__GIVEN EXERCISE__.
Everything from the line containing "Extract all readable text from this page." through the last line of the data below is to be retyped exactly, apart from the pictures.

__STORED DATA__.
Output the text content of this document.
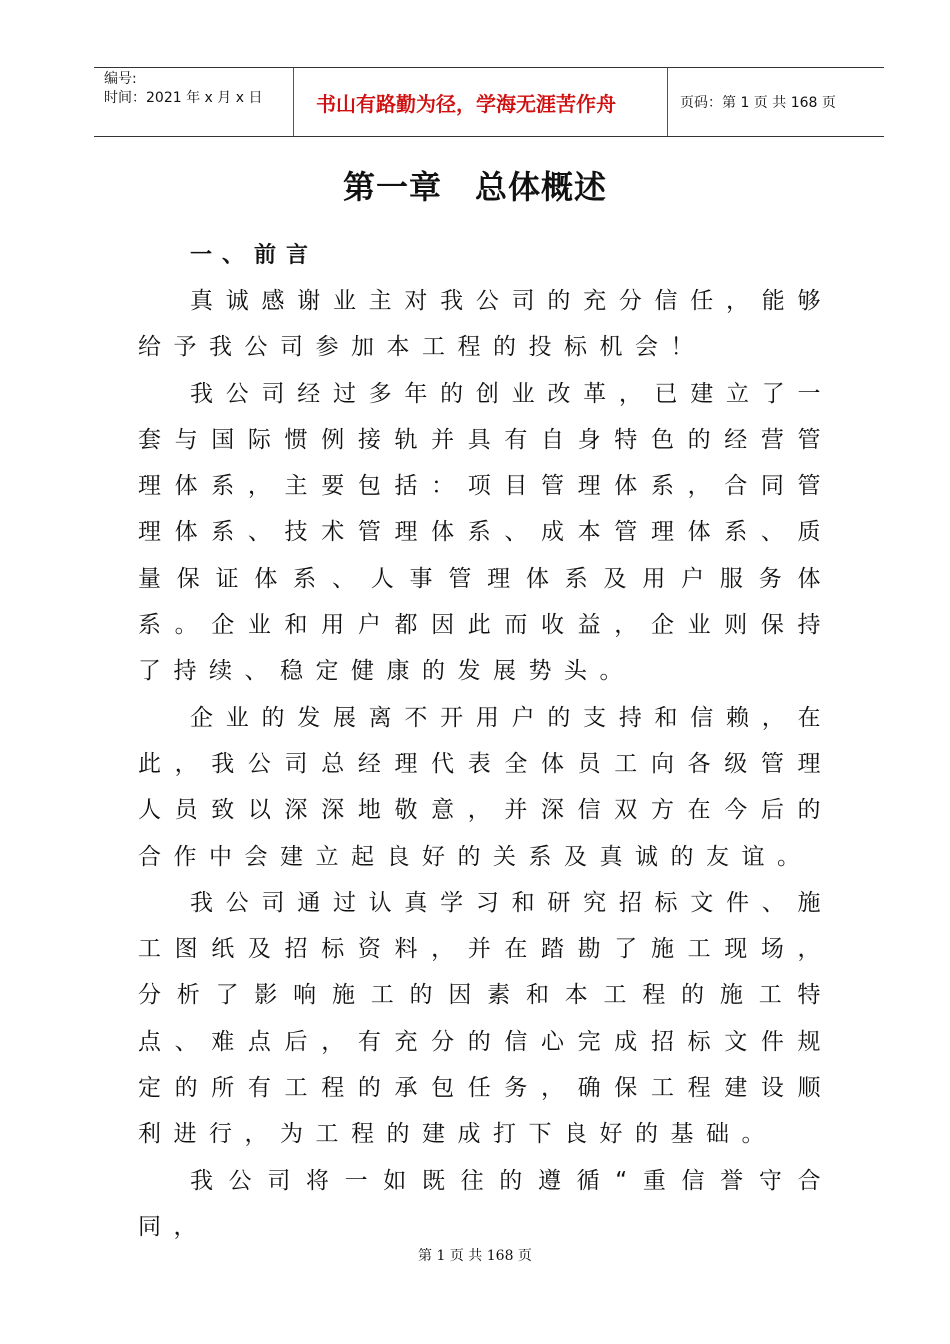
编号:
时间：2021 年 x 月 x 日	书山有路勤为径，学海无涯苦作舟	页码：第 1 页 共 168 页
第一章　总体概述
一、前言

真诚感谢业主对我公司的充分信任，能够给予我公司参加本工程的投标机会！

我公司经过多年的创业改革，已建立了一套与国际惯例接轨并具有自身特色的经营管理体系，主要包括：项目管理体系，合同管理体系、技术管理体系、成本管理体系、质量保证体系、人事管理体系及用户服务体系。企业和用户都因此而收益，企业则保持了持续、稳定健康的发展势头。

企业的发展离不开用户的支持和信赖，在此，我公司总经理代表全体员工向各级管理人员致以深深地敬意，并深信双方在今后的合作中会建立起良好的关系及真诚的友谊。

我公司通过认真学习和研究招标文件、施工图纸及招标资料，并在踏勘了施工现场，分析了影响施工的因素和本工程的施工特点、难点后，有充分的信心完成招标文件规定的所有工程的承包任务，确保工程建设顺利进行，为工程的建成打下良好的基础。

我公司将一如既往的遵循“重信誉守合同，

第 1 页 共 168 页
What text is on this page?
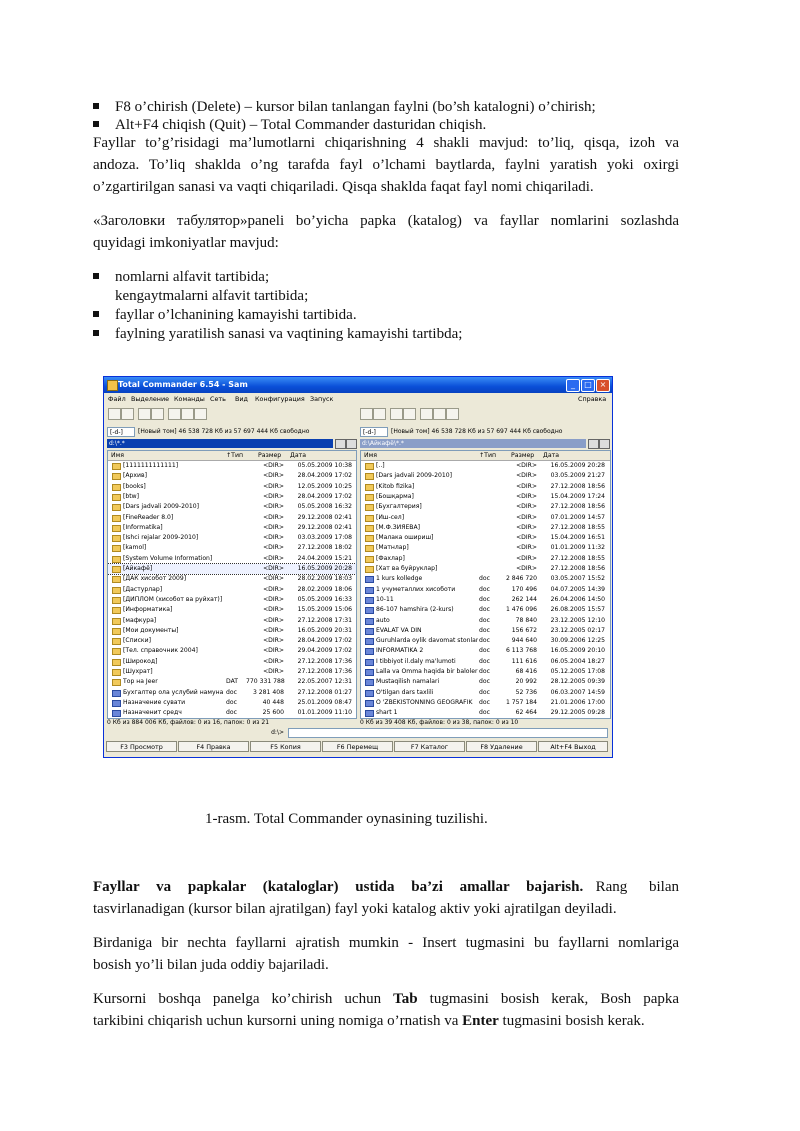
F8 o’chirish (Delete) – kursor bilan tanlangan faylni (bo’sh katalogni) o’chirish;
Alt+F4 chiqish (Quit) – Total Commander dasturidan chiqish.
Fayllar to’g’risidagi ma’lumotlarni chiqarishning 4 shakli mavjud: to’liq, qisqa, izoh va
andoza. To’liq shaklda o’ng tarafda fayl o’lchami baytlarda, faylni yaratish yoki oxirgi
o’zgartirilgan sanasi va vaqti chiqariladi. Qisqa shaklda faqat fayl nomi chiqariladi.
«Заголовки табулятор»paneli bo’yicha papka (katalog) va fayllar nomlarini sozlashda
quyidagi imkoniyatlar mavjud:
nomlarni alfavit tartibida;
kengaytmalarni alfavit tartibida;
fayllar o’lchanining kamayishi tartibida.
faylning yaratilish sanasi va vaqtining kamayishi tartibda;
Total Commander 6.54 - Sam	_	□ ×
Файл Выделение Команды Сеть Вид Конфигурация Запуск	Справка
[-d-]	[Новый том] 46 538 728 Кб из 57 697 444 Кб свободно	[-d-]	[Новый том] 46 538 728 Кб из 57 697 444 Кб свободно
d:\*.*	d:\Айкафё\*.*
Имя	↑Тип Размер Дата
[1111111111111]	<DIR>	05.05.2009 10:38
[Архив]	<DIR>	28.04.2009 17:02
[books]	<DIR>	12.05.2009 10:25
[btw]	<DIR>	28.04.2009 17:02
[Dars jadvali 2009-2010]	<DIR>	05.05.2008 16:32
[FineReader 8.0]	<DIR>	29.12.2008 02:41
[Informatika]	<DIR>	29.12.2008 02:41
[Ishci rejalar 2009-2010]	<DIR>	03.03.2009 17:08
[kamol]	<DIR>	27.12.2008 18:02
[System Volume Information]	<DIR>	24.04.2009 15:21
[Айкафё]	<DIR>	16.05.2009 20:28
[ДАК хисобот 2009]	<DIR>	28.02.2009 18:03
[Дастурлар]	<DIR>	28.02.2009 18:06
[ДИПЛОМ (хисобот ва руйхат)]	<DIR>	05.05.2009 16:33
[Информатика]	<DIR>	15.05.2009 15:06
[мафкура]	<DIR>	27.12.2008 17:31
[Мои документы]	<DIR>	16.05.2009 20:31
[Списки]	<DIR>	28.04.2009 17:02
[Тел. справочник 2004]	<DIR>	29.04.2009 17:02
[Широкод]	<DIR>	27.12.2008 17:36
[Шухрат]	<DIR>	27.12.2008 17:36
Тор на Jeer	DAT	770 331 788	22.05.2007 12:31
Бухгалтер ола услубий намуна doc	3 281 408	27.12.2008 01:27
Назначение сувати	doc	40 448	25.01.2009 08:47
Назначенит средч	doc	25 600	01.01.2009 11:10
0 Кб из 884 006 Кб, файлов: 0 из 16, папок: 0 из 21
Имя	↑Тип Размер Дата
[..]	<DIR>	16.05.2009 20:28
[Dars jadvali 2009-2010]	<DIR>	03.05.2009 21:27
[Kitob fizika]	<DIR>	27.12.2008 18:56
[Бошқарма]	<DIR>	15.04.2009 17:24
[Бухгалтерия]	<DIR>	27.12.2008 18:56
[Иш-сел]	<DIR>	07.01.2009 14:57
[М.Ф.ЗИЯЕВА]	<DIR>	27.12.2008 18:55
[Малака ошириш]	<DIR>	15.04.2009 16:51
[Матнлар]	<DIR>	01.01.2009 11:32
[Фахлар]	<DIR>	27.12.2008 18:55
[Хат ва буйруклар]	<DIR>	27.12.2008 18:56
1 kurs kolledge	doc	2 846 720	03.05.2007 15:52
1 учуметаллиx хисоботи	doc	170 496	04.07.2005 14:39
10-11	doc	262 144	26.04.2006 14:50
86-107 hamshira (2-kurs)	doc	1 476 096	26.08.2005 15:57
auto	doc	78 840	23.12.2005 12:10
EVALAT VA DIN	doc	156 672	23.12.2005 02:17
Guruhlarda oylik davomat stonlar doc	944 640	30.09.2006 12:25
INFORMATIKA 2	doc	6 113 768	16.05.2009 20:10
I tibbiyot il.daly ma'lumoti	doc	111 616	06.05.2004 18:27
Lalla va Omma haqida bir baloler doc	68 416	05.12.2005 17:08
Mustaqilish namalari	doc	20 992	28.12.2005 09:39
O'tilgan dars taxlili	doc	52 736	06.03.2007 14:59
O 'ZBEKISTONNING GEOGRAFIK	doc	1 757 184	21.01.2006 17:00
shart 1	doc	62 464	29.12.2005 09:28
0 Кб из 39 408 Кб, файлов: 0 из 38, папок: 0 из 10
d:\>
F3 Просмотр	F4 Правка	F5 Копия	F6 Перемещ	F7 Каталог	F8 Удаление	Alt+F4 Выход
1-rasm. Total Commander oynasining tuzilishi.
Fayllar va papkalar (kataloglar) ustida ba’zi amallar bajarish. Rang bilan
tasvirlanadigan (kursor bilan ajratilgan) fayl yoki katalog aktiv yoki ajratilgan deyiladi.
Birdaniga bir nechta fayllarni ajratish mumkin - Insert tugmasini bu fayllarni nomlariga
bosish yo’li bilan juda oddiy bajariladi.
Kursorni boshqa panelga ko’chirish uchun Tab tugmasini bosish kerak, Bosh papka
tarkibini chiqarish uchun kursorni uning nomiga o’rnatish va Enter tugmasini bosish kerak.
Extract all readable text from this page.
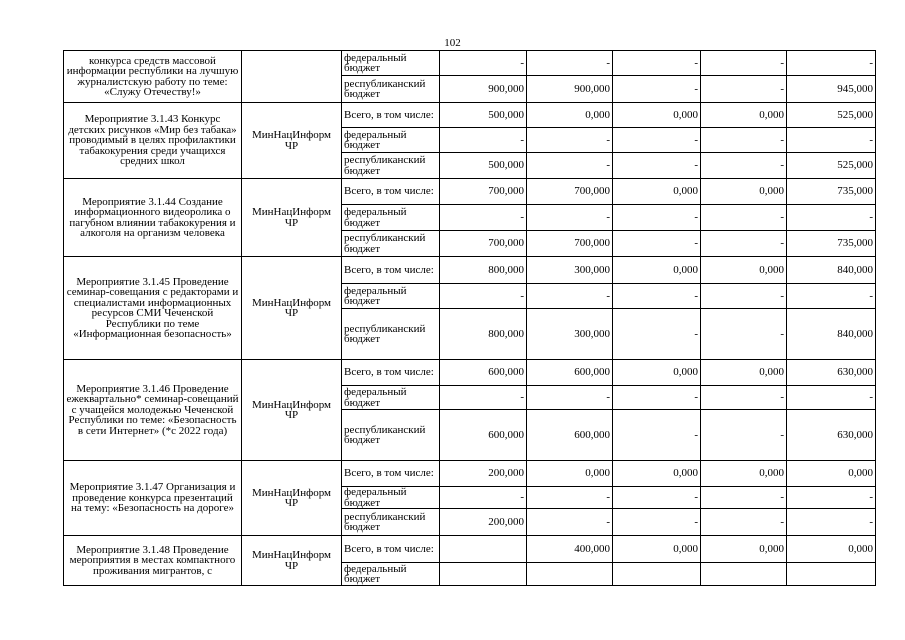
102
конкурса средств массовой информации республики на лучшую журналистскую работу по теме: «Служу Отечеству!»		федеральный бюджет	-	-	-	-	-
		республиканский бюджет	900,000	900,000	-	-	945,000
Мероприятие 3.1.43 Конкурс детских рисунков «Мир без табака» проводимый в целях профилактики табакокурения среди учащихся средних школ	МинНацИнформ ЧР	Всего, в том числе:	500,000	0,000	0,000	0,000	525,000
		федеральный бюджет	-	-	-	-	-
		республиканский бюджет	500,000	-	-	-	525,000
Мероприятие 3.1.44 Создание информационного видеоролика о пагубном влиянии табакокурения и алкоголя на организм человека	МинНацИнформ ЧР	Всего, в том числе:	700,000	700,000	0,000	0,000	735,000
		федеральный бюджет	-	-	-	-	-
		республиканский бюджет	700,000	700,000	-	-	735,000
Мероприятие 3.1.45 Проведение семинар-совещания с редакторами и специалистами информационных ресурсов СМИ Чеченской Республики по теме «Информационная безопасность»	МинНацИнформ ЧР	Всего, в том числе:	800,000	300,000	0,000	0,000	840,000
		федеральный бюджет	-	-	-	-	-
		республиканский бюджет	800,000	300,000	-	-	840,000
Мероприятие 3.1.46 Проведение ежеквартально* семинар-совещаний с учащейся молодежью Чеченской Республики по теме: «Безопасность в сети Интернет» (*с 2022 года)	МинНацИнформ ЧР	Всего, в том числе:	600,000	600,000	0,000	0,000	630,000
		федеральный бюджет	-	-	-	-	-
		республиканский бюджет	600,000	600,000	-	-	630,000
Мероприятие 3.1.47 Организация и проведение конкурса презентаций на тему: «Безопасность на дороге»	МинНацИнформ ЧР	Всего, в том числе:	200,000	0,000	0,000	0,000	0,000
		федеральный бюджет	-	-	-	-	-
		республиканский бюджет	200,000	-	-	-	-
Мероприятие 3.1.48 Проведение мероприятия в местах компактного проживания мигрантов, с	МинНацИнформ ЧР	Всего, в том числе:		400,000	0,000	0,000	0,000
		федеральный бюджет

__FINISHED EXERCISE__.
Extract all readable text from this page.
102
конкурса средств массовой информации республики на лучшую журналистскую работу по теме: «Служу Отечеству!»		федеральный бюджет	-	-	-	-	-
		республиканский бюджет	900,000	900,000	-	-	945,000
Мероприятие 3.1.43 Конкурс детских рисунков «Мир без табака» проводимый в целях профилактики табакокурения среди учащихся средних школ	МинНацИнформ ЧР	Всего, в том числе:	500,000	0,000	0,000	0,000	525,000
		федеральный бюджет	-	-	-	-	-
		республиканский бюджет	500,000	-	-	-	525,000
Мероприятие 3.1.44 Создание информационного видеоролика о пагубном влиянии табакокурения и алкоголя на организм человека	МинНацИнформ ЧР	Всего, в том числе:	700,000	700,000	0,000	0,000	735,000
		федеральный бюджет	-	-	-	-	-
		республиканский бюджет	700,000	700,000	-	-	735,000
Мероприятие 3.1.45 Проведение семинар-совещания с редакторами и специалистами информационных ресурсов СМИ Чеченской Республики по теме «Информационная безопасность»	МинНацИнформ ЧР	Всего, в том числе:	800,000	300,000	0,000	0,000	840,000
		федеральный бюджет	-	-	-	-	-
		республиканский бюджет	800,000	300,000	-	-	840,000
Мероприятие 3.1.46 Проведение ежеквартально* семинар-совещаний с учащейся молодежью Чеченской Республики по теме: «Безопасность в сети Интернет» (*с 2022 года)	МинНацИнформ ЧР	Всего, в том числе:	600,000	600,000	0,000	0,000	630,000
		федеральный бюджет	-	-	-	-	-
		республиканский бюджет	600,000	600,000	-	-	630,000
Мероприятие 3.1.47 Организация и проведение конкурса презентаций на тему: «Безопасность на дороге»	МинНацИнформ ЧР	Всего, в том числе:	200,000	0,000	0,000	0,000	0,000
		федеральный бюджет	-	-	-	-	-
		республиканский бюджет	200,000	-	-	-	-
Мероприятие 3.1.48 Проведение мероприятия в местах компактного проживания мигрантов, с	МинНацИнформ ЧР	Всего, в том числе:		400,000	0,000	0,000	0,000
		федеральный бюджет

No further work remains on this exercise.